_Exercise brief:_ Pictures do not belong in the copy. Return all of the entries exactly.

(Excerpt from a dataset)
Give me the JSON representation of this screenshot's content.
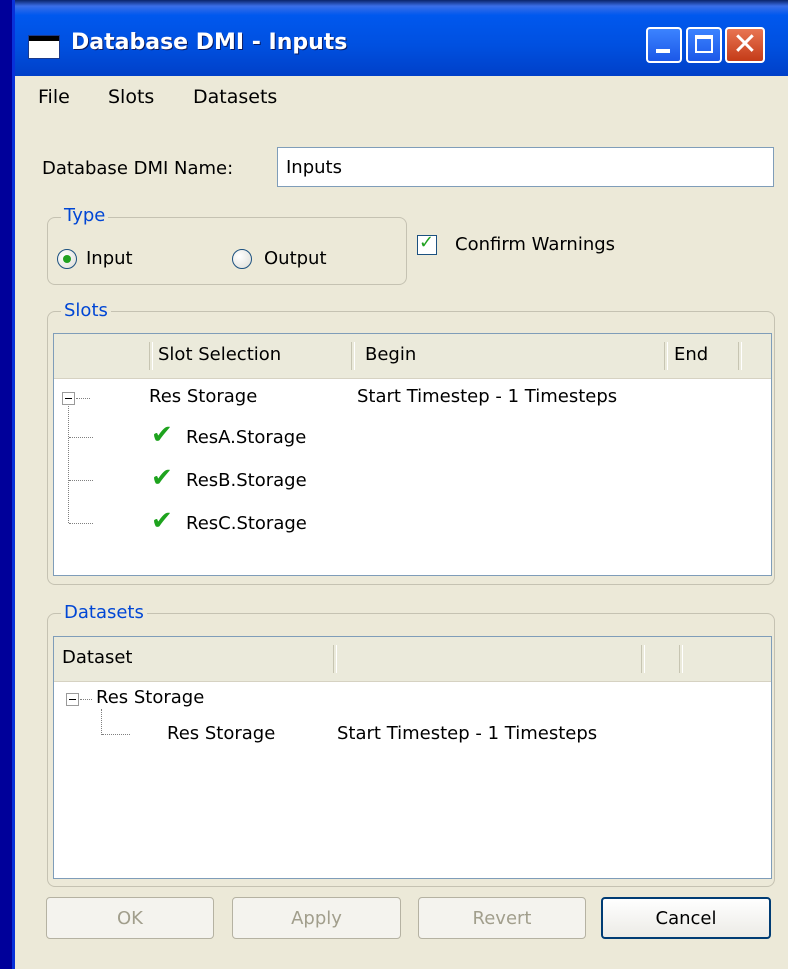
{
  "window": {
    "title": "Database DMI - Inputs"
  },
  "menu": {
    "file": "File",
    "slots": "Slots",
    "datasets": "Datasets"
  },
  "name_field": {
    "label": "Database DMI Name:",
    "value": "Inputs"
  },
  "type_group": {
    "legend": "Type",
    "input_label": "Input",
    "output_label": "Output",
    "selected": "Input"
  },
  "confirm_warnings": {
    "label": "Confirm Warnings",
    "checked": true
  },
  "slots": {
    "legend": "Slots",
    "columns": [
      "Slot Selection",
      "Begin",
      "End"
    ],
    "group": {
      "name": "Res Storage",
      "begin": "Start Timestep - 1 Timesteps"
    },
    "items": [
      "ResA.Storage",
      "ResB.Storage",
      "ResC.Storage"
    ]
  },
  "datasets": {
    "legend": "Datasets",
    "columns": [
      "Dataset"
    ],
    "group": {
      "name": "Res Storage"
    },
    "child": {
      "name": "Res Storage",
      "range": "Start Timestep - 1 Timesteps"
    }
  },
  "buttons": {
    "ok": "OK",
    "apply": "Apply",
    "revert": "Revert",
    "cancel": "Cancel"
  },
  "colors": {
    "titlebar": "#0058ee",
    "dialog_bg": "#ece9d8",
    "group_legend": "#0046d5",
    "check_green": "#1ea31e"
  }
}
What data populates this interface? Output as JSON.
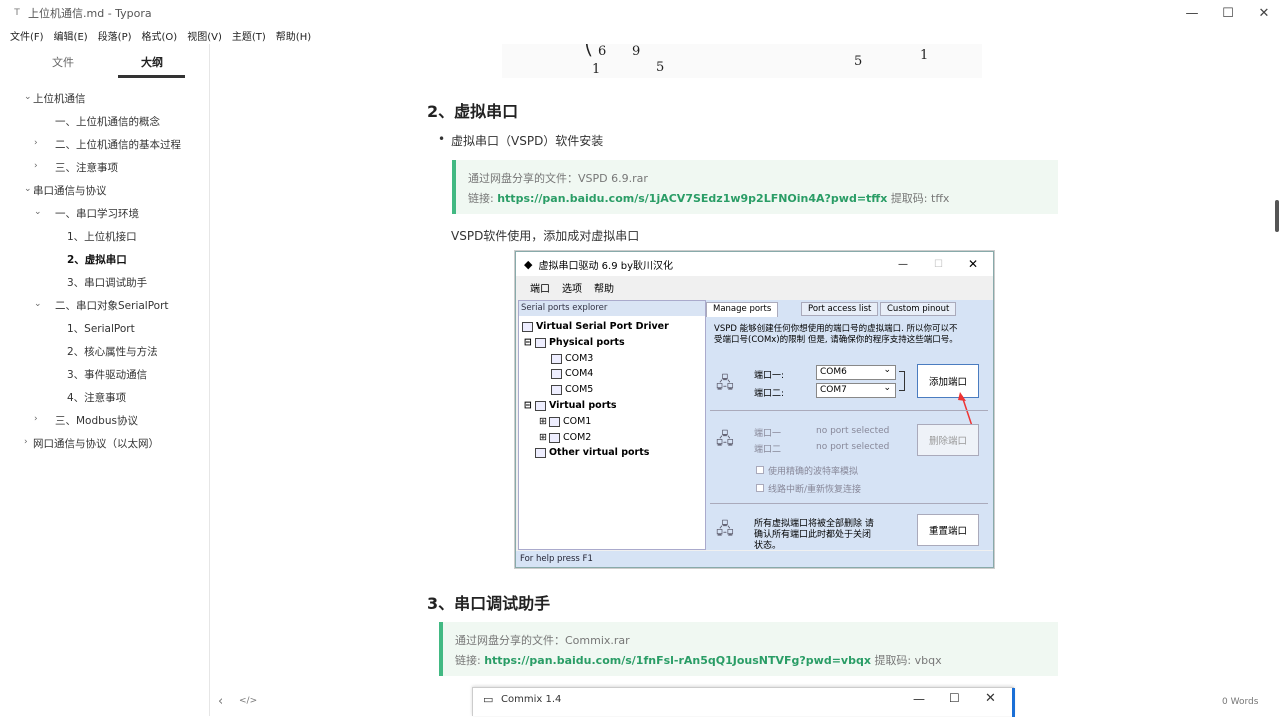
{
  "window": {
    "title": "上位机通信.md - Typora",
    "minimize": "—",
    "maximize": "☐",
    "close": "✕"
  },
  "menu": [
    "文件(F)",
    "编辑(E)",
    "段落(P)",
    "格式(O)",
    "视图(V)",
    "主题(T)",
    "帮助(H)"
  ],
  "sidebar": {
    "tabs": [
      "文件",
      "大纲"
    ],
    "outline": [
      {
        "label": "上位机通信",
        "chev": "⌄"
      },
      {
        "label": "一、上位机通信的概念",
        "chev": ""
      },
      {
        "label": "二、上位机通信的基本过程",
        "chev": "›"
      },
      {
        "label": "三、注意事项",
        "chev": "›"
      },
      {
        "label": "串口通信与协议",
        "chev": "⌄"
      },
      {
        "label": "一、串口学习环境",
        "chev": "⌄"
      },
      {
        "label": "1、上位机接口",
        "chev": ""
      },
      {
        "label": "2、虚拟串口",
        "chev": ""
      },
      {
        "label": "3、串口调试助手",
        "chev": ""
      },
      {
        "label": "二、串口对象SerialPort",
        "chev": "⌄"
      },
      {
        "label": "1、SerialPort",
        "chev": ""
      },
      {
        "label": "2、核心属性与方法",
        "chev": ""
      },
      {
        "label": "3、事件驱动通信",
        "chev": ""
      },
      {
        "label": "4、注意事项",
        "chev": ""
      },
      {
        "label": "三、Modbus协议",
        "chev": "›"
      },
      {
        "label": "网口通信与协议（以太网）",
        "chev": "›"
      }
    ]
  },
  "status": {
    "back": "‹",
    "source": "</>",
    "words": "0 Words"
  },
  "doc": {
    "math": [
      "6",
      "9",
      "1",
      "5",
      "5",
      "1"
    ],
    "h_virtual": "2、虚拟串口",
    "bullet": "虚拟串口（VSPD）软件安装",
    "bq1_line1": "通过网盘分享的文件：VSPD 6.9.rar",
    "bq1_prefix": "链接:",
    "bq1_link": "https://pan.baidu.com/s/1jACV7SEdz1w9p2LFNOin4A?pwd=tffx",
    "bq1_suffix": "提取码: tffx",
    "para": "VSPD软件使用，添加成对虚拟串口",
    "h_debug": "3、串口调试助手",
    "bq2_line1": "通过网盘分享的文件：Commix.rar",
    "bq2_prefix": "链接:",
    "bq2_link": "https://pan.baidu.com/s/1fnFsl-rAn5qQ1JousNTVFg?pwd=vbqx",
    "bq2_suffix": "提取码: vbqx"
  },
  "vspd": {
    "title": "虚拟串口驱动 6.9 by耿川汉化",
    "menu": [
      "端口",
      "选项",
      "帮助"
    ],
    "explorer": "Serial ports explorer",
    "tree": {
      "root": "Virtual Serial Port Driver",
      "physical": "Physical ports",
      "com3": "COM3",
      "com4": "COM4",
      "com5": "COM5",
      "virtual": "Virtual ports",
      "com1": "COM1",
      "com2": "COM2",
      "other": "Other virtual ports"
    },
    "tabs": [
      "Manage ports",
      "Port access list",
      "Custom pinout"
    ],
    "desc1": "VSPD 能够创建任何你想使用的端口号的虚拟端口. 所以你可以不",
    "desc2": "受端口号(COMx)的限制 但是, 请确保你的程序支持这些端口号。",
    "port1_label": "端口一:",
    "port2_label": "端口二:",
    "port1_value": "COM6",
    "port2_value": "COM7",
    "add_button": "添加端口",
    "del_port1": "端口一",
    "del_port2": "端口二",
    "no_port": "no port selected",
    "del_button": "删除端口",
    "opt1": "使用精确的波特率模拟",
    "opt2": "线路中断/重新恢复连接",
    "reset1": "所有虚拟端口将被全部删除 请",
    "reset2": "确认所有端口此时都处于关闭",
    "reset3": "状态。",
    "reset_button": "重置端口",
    "status": "For help press F1"
  },
  "commix": {
    "title": "Commix 1.4"
  },
  "colors": {
    "accent": "#42b983",
    "link": "#2a9d66",
    "quote_bg": "#f0f8f2"
  }
}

_The reply:_
Give me the JSON representation of this screenshot's content.
{
  "window": {
    "title": "Database DMI - Inputs"
  },
  "menu": {
    "file": "File",
    "slots": "Slots",
    "datasets": "Datasets"
  },
  "name_field": {
    "label": "Database DMI Name:",
    "value": "Inputs"
  },
  "type_group": {
    "legend": "Type",
    "input_label": "Input",
    "output_label": "Output",
    "selected": "Input"
  },
  "confirm_warnings": {
    "label": "Confirm Warnings",
    "checked": true
  },
  "slots": {
    "legend": "Slots",
    "columns": [
      "Slot Selection",
      "Begin",
      "End"
    ],
    "group": {
      "name": "Res Storage",
      "begin": "Start Timestep - 1 Timesteps"
    },
    "items": [
      "ResA.Storage",
      "ResB.Storage",
      "ResC.Storage"
    ]
  },
  "datasets": {
    "legend": "Datasets",
    "columns": [
      "Dataset"
    ],
    "group": {
      "name": "Res Storage"
    },
    "child": {
      "name": "Res Storage",
      "range": "Start Timestep - 1 Timesteps"
    }
  },
  "buttons": {
    "ok": "OK",
    "apply": "Apply",
    "revert": "Revert",
    "cancel": "Cancel"
  },
  "colors": {
    "titlebar": "#0058ee",
    "dialog_bg": "#ece9d8",
    "group_legend": "#0046d5",
    "check_green": "#1ea31e"
  }
}
What data populates this interface? Output as JSON.
{
  "window": {
    "title": "上位机通信.md - Typora",
    "minimize": "—",
    "maximize": "☐",
    "close": "✕"
  },
  "menu": [
    "文件(F)",
    "编辑(E)",
    "段落(P)",
    "格式(O)",
    "视图(V)",
    "主题(T)",
    "帮助(H)"
  ],
  "sidebar": {
    "tabs": [
      "文件",
      "大纲"
    ],
    "outline": [
      {
        "label": "上位机通信",
        "chev": "⌄"
      },
      {
        "label": "一、上位机通信的概念",
        "chev": ""
      },
      {
        "label": "二、上位机通信的基本过程",
        "chev": "›"
      },
      {
        "label": "三、注意事项",
        "chev": "›"
      },
      {
        "label": "串口通信与协议",
        "chev": "⌄"
      },
      {
        "label": "一、串口学习环境",
        "chev": "⌄"
      },
      {
        "label": "1、上位机接口",
        "chev": ""
      },
      {
        "label": "2、虚拟串口",
        "chev": ""
      },
      {
        "label": "3、串口调试助手",
        "chev": ""
      },
      {
        "label": "二、串口对象SerialPort",
        "chev": "⌄"
      },
      {
        "label": "1、SerialPort",
        "chev": ""
      },
      {
        "label": "2、核心属性与方法",
        "chev": ""
      },
      {
        "label": "3、事件驱动通信",
        "chev": ""
      },
      {
        "label": "4、注意事项",
        "chev": ""
      },
      {
        "label": "三、Modbus协议",
        "chev": "›"
      },
      {
        "label": "网口通信与协议（以太网）",
        "chev": "›"
      }
    ]
  },
  "status": {
    "back": "‹",
    "source": "</>",
    "words": "0 Words"
  },
  "doc": {
    "math": [
      "6",
      "9",
      "1",
      "5",
      "5",
      "1"
    ],
    "h_virtual": "2、虚拟串口",
    "bullet": "虚拟串口（VSPD）软件安装",
    "bq1_line1": "通过网盘分享的文件：VSPD 6.9.rar",
    "bq1_prefix": "链接:",
    "bq1_link": "https://pan.baidu.com/s/1jACV7SEdz1w9p2LFNOin4A?pwd=tffx",
    "bq1_suffix": "提取码: tffx",
    "para": "VSPD软件使用，添加成对虚拟串口",
    "h_debug": "3、串口调试助手",
    "bq2_line1": "通过网盘分享的文件：Commix.rar",
    "bq2_prefix": "链接:",
    "bq2_link": "https://pan.baidu.com/s/1fnFsl-rAn5qQ1JousNTVFg?pwd=vbqx",
    "bq2_suffix": "提取码: vbqx"
  },
  "vspd": {
    "title": "虚拟串口驱动 6.9 by耿川汉化",
    "menu": [
      "端口",
      "选项",
      "帮助"
    ],
    "explorer": "Serial ports explorer",
    "tree": {
      "root": "Virtual Serial Port Driver",
      "physical": "Physical ports",
      "com3": "COM3",
      "com4": "COM4",
      "com5": "COM5",
      "virtual": "Virtual ports",
      "com1": "COM1",
      "com2": "COM2",
      "other": "Other virtual ports"
    },
    "tabs": [
      "Manage ports",
      "Port access list",
      "Custom pinout"
    ],
    "desc1": "VSPD 能够创建任何你想使用的端口号的虚拟端口. 所以你可以不",
    "desc2": "受端口号(COMx)的限制 但是, 请确保你的程序支持这些端口号。",
    "port1_label": "端口一:",
    "port2_label": "端口二:",
    "port1_value": "COM6",
    "port2_value": "COM7",
    "add_button": "添加端口",
    "del_port1": "端口一",
    "del_port2": "端口二",
    "no_port": "no port selected",
    "del_button": "删除端口",
    "opt1": "使用精确的波特率模拟",
    "opt2": "线路中断/重新恢复连接",
    "reset1": "所有虚拟端口将被全部删除 请",
    "reset2": "确认所有端口此时都处于关闭",
    "reset3": "状态。",
    "reset_button": "重置端口",
    "status": "For help press F1"
  },
  "commix": {
    "title": "Commix 1.4"
  },
  "colors": {
    "accent": "#42b983",
    "link": "#2a9d66",
    "quote_bg": "#f0f8f2"
  }
}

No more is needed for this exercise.